* **Dataset entries**:
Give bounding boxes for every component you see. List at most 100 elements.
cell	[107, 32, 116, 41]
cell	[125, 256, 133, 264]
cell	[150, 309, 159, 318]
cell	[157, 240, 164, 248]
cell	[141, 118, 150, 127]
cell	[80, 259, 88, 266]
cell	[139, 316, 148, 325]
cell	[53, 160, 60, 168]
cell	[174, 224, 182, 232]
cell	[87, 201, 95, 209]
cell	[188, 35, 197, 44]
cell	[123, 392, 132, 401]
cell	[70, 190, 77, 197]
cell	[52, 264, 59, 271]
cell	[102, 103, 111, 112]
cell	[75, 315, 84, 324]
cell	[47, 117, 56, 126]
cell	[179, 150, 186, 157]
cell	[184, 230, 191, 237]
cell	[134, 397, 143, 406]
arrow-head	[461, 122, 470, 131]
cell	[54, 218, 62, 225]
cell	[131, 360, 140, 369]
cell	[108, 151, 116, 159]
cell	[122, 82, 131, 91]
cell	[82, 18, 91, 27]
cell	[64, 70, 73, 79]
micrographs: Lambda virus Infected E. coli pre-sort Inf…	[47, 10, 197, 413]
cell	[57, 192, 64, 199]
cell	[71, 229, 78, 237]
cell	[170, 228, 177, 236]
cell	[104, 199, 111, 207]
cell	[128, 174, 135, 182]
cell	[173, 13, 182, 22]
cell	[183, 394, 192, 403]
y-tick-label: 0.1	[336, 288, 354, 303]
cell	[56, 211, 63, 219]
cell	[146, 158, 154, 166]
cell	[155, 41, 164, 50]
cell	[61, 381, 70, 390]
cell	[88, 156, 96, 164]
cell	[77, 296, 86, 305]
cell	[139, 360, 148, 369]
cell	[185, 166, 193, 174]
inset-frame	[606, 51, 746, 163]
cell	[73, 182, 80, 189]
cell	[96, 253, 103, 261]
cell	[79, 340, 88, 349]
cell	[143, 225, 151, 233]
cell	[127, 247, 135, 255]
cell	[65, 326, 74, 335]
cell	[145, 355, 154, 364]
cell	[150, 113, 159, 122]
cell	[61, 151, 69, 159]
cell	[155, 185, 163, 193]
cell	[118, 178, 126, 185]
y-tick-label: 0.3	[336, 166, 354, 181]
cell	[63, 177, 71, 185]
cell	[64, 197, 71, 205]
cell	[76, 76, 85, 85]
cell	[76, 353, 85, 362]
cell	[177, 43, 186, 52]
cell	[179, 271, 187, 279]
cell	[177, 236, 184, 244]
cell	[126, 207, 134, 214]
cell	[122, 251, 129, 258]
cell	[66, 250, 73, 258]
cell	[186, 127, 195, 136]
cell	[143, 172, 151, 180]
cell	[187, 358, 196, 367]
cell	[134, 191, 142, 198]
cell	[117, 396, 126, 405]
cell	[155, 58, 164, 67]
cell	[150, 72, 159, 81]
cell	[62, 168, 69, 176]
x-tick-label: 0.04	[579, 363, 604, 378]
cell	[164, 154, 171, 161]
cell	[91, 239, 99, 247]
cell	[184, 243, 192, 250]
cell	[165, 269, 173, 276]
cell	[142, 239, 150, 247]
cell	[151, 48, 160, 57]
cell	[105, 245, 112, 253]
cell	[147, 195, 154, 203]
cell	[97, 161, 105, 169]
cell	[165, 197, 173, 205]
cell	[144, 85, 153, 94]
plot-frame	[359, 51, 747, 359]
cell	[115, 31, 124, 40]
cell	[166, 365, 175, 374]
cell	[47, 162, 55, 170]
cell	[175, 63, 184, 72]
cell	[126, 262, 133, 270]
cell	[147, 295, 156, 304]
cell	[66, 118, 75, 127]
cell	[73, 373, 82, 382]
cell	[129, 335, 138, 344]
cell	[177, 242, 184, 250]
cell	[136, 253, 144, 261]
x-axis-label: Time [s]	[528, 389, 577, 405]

* **Instructions for the task**:
Give only the number of lines in the data that include the string "tick".

* **Task answer**:
3